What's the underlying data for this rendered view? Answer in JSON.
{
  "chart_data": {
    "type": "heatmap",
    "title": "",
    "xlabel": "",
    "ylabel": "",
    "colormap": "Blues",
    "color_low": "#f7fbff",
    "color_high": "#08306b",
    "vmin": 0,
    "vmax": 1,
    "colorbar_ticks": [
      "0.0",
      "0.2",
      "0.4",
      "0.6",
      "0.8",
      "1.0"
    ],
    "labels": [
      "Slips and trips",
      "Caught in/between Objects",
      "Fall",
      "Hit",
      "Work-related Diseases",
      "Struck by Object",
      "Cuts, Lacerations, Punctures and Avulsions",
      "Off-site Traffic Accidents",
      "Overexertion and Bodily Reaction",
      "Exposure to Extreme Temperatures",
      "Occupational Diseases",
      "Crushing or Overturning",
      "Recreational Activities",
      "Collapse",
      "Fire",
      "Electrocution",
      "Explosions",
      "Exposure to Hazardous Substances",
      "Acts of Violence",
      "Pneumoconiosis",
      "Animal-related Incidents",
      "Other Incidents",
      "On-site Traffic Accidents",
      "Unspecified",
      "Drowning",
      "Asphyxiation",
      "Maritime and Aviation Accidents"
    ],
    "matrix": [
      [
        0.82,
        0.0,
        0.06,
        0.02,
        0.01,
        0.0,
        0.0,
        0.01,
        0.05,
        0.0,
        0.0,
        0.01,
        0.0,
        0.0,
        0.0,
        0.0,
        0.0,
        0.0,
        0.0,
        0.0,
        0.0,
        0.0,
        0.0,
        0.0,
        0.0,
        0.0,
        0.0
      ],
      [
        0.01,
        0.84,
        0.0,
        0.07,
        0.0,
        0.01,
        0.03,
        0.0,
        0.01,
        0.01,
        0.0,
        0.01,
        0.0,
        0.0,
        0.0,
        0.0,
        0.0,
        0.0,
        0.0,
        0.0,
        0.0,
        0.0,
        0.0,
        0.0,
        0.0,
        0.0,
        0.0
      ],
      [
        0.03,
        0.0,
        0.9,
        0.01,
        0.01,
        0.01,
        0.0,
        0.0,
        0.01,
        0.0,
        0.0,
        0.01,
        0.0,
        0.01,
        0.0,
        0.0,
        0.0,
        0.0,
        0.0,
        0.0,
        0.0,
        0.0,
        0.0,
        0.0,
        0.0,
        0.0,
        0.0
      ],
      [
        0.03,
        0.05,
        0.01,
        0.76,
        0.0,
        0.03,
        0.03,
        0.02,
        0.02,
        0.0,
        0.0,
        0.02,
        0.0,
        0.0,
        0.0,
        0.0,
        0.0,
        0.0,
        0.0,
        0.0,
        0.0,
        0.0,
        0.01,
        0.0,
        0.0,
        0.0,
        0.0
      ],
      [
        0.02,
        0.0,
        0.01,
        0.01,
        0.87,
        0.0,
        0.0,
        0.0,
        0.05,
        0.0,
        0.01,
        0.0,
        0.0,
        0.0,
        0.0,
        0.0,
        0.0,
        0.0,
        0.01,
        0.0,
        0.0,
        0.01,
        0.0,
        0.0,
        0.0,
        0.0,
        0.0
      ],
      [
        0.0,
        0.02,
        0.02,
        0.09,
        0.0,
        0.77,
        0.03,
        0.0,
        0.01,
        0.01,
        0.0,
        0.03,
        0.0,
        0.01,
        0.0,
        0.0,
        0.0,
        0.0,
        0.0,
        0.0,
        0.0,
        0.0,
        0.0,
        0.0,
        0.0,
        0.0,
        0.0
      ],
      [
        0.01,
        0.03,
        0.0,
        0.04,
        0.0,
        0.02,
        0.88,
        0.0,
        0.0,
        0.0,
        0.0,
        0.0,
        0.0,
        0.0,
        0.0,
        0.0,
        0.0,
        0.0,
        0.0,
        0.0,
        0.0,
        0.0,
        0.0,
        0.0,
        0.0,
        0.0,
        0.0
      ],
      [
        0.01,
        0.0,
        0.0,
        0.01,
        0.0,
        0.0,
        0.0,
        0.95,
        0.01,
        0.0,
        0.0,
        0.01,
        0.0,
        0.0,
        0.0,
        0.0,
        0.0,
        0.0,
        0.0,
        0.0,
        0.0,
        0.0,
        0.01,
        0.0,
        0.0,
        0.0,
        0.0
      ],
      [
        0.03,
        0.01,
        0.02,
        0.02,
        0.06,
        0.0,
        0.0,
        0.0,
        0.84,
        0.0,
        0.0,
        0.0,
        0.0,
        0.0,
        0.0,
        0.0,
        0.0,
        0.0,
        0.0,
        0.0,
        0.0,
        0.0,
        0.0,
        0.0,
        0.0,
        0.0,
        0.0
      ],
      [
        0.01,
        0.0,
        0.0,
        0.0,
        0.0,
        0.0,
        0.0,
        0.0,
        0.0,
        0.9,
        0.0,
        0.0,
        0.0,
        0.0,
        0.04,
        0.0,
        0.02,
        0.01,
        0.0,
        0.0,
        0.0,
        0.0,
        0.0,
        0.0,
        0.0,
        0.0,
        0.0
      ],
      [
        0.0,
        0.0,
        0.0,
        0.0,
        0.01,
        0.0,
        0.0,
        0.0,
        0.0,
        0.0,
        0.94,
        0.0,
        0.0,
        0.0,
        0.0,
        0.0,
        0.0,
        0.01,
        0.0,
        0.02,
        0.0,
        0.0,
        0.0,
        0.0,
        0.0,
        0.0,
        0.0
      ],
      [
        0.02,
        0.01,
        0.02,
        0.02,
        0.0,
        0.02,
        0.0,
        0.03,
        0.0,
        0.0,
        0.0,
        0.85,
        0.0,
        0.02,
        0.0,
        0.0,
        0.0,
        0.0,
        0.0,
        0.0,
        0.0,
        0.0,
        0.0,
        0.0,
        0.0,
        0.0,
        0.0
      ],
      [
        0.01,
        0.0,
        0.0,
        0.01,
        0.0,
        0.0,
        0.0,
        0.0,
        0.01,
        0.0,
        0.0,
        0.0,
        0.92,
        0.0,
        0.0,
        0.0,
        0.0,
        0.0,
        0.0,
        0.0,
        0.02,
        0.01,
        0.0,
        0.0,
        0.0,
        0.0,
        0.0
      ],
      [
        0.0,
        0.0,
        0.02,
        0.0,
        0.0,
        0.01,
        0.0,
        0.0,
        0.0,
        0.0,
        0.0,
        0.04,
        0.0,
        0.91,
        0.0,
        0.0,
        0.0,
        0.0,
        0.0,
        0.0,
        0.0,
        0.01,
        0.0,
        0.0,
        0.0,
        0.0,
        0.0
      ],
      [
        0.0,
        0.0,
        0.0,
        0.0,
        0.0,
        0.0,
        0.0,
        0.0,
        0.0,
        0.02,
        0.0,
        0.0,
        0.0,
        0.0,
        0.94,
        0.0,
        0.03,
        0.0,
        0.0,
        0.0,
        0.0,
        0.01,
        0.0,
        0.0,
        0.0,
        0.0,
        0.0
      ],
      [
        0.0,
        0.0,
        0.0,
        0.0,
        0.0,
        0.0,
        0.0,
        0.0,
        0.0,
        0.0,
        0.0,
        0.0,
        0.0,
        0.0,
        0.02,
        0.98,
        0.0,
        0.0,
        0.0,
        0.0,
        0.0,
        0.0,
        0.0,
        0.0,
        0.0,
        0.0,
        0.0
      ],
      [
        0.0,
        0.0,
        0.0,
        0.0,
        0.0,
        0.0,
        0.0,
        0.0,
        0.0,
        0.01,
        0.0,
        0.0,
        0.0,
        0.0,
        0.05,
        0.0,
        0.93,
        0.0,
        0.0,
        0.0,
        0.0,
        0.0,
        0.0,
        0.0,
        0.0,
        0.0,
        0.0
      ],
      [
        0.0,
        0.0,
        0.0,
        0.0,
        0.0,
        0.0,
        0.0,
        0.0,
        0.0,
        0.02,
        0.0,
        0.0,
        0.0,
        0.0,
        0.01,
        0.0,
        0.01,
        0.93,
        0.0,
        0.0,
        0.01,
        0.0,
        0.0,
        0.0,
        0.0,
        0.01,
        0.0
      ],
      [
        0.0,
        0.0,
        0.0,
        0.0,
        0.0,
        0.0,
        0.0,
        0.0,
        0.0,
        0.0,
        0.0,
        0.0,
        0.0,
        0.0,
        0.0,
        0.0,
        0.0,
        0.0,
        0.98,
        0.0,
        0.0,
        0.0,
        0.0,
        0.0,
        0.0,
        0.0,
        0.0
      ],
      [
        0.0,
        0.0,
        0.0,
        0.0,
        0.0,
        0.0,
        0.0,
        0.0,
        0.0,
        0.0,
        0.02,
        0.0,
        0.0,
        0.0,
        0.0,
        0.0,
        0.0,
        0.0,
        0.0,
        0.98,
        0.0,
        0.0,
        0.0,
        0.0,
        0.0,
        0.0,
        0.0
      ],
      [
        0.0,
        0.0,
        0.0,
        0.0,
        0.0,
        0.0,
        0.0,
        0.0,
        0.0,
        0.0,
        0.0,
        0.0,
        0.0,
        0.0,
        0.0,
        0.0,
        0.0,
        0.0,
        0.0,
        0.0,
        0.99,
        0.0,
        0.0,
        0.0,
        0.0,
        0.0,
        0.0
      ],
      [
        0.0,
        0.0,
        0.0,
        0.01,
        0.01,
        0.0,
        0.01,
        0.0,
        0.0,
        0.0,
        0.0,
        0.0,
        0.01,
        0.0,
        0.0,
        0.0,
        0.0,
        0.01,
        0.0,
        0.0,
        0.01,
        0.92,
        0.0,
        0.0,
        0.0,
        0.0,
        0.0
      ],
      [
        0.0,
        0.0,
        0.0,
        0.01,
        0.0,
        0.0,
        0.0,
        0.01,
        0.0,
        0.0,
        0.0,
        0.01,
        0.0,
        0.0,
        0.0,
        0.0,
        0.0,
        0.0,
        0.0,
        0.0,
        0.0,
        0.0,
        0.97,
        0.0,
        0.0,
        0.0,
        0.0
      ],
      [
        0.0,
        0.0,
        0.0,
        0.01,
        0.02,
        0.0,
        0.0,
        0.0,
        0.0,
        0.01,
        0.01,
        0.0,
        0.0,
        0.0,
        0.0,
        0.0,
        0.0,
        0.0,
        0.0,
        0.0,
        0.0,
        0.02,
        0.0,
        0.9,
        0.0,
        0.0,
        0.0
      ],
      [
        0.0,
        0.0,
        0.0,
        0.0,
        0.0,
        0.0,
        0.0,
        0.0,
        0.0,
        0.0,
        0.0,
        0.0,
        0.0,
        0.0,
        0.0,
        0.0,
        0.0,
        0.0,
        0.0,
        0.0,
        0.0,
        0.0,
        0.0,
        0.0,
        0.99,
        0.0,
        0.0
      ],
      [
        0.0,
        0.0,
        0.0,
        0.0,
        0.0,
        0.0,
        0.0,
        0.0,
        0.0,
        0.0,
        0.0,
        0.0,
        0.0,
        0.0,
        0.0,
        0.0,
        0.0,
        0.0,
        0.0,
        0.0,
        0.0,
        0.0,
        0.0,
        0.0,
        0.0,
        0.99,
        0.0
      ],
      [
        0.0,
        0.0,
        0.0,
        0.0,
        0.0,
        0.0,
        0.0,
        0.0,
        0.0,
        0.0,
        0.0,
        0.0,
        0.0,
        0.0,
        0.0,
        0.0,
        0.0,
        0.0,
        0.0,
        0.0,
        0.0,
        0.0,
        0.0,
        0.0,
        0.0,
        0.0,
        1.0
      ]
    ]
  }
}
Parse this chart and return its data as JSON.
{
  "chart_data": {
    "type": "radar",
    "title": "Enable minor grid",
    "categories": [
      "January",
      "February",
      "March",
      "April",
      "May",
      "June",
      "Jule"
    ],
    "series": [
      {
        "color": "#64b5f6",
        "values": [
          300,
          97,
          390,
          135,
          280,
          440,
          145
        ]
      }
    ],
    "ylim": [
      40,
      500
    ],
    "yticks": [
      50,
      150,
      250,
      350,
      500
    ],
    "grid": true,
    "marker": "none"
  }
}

□ □ □

[Task directions] From the listing above, copy out each line where the word "site" appears.

[Reply to the task]
      "Off-site Traffic Accidents",
      "On-site Traffic Accidents",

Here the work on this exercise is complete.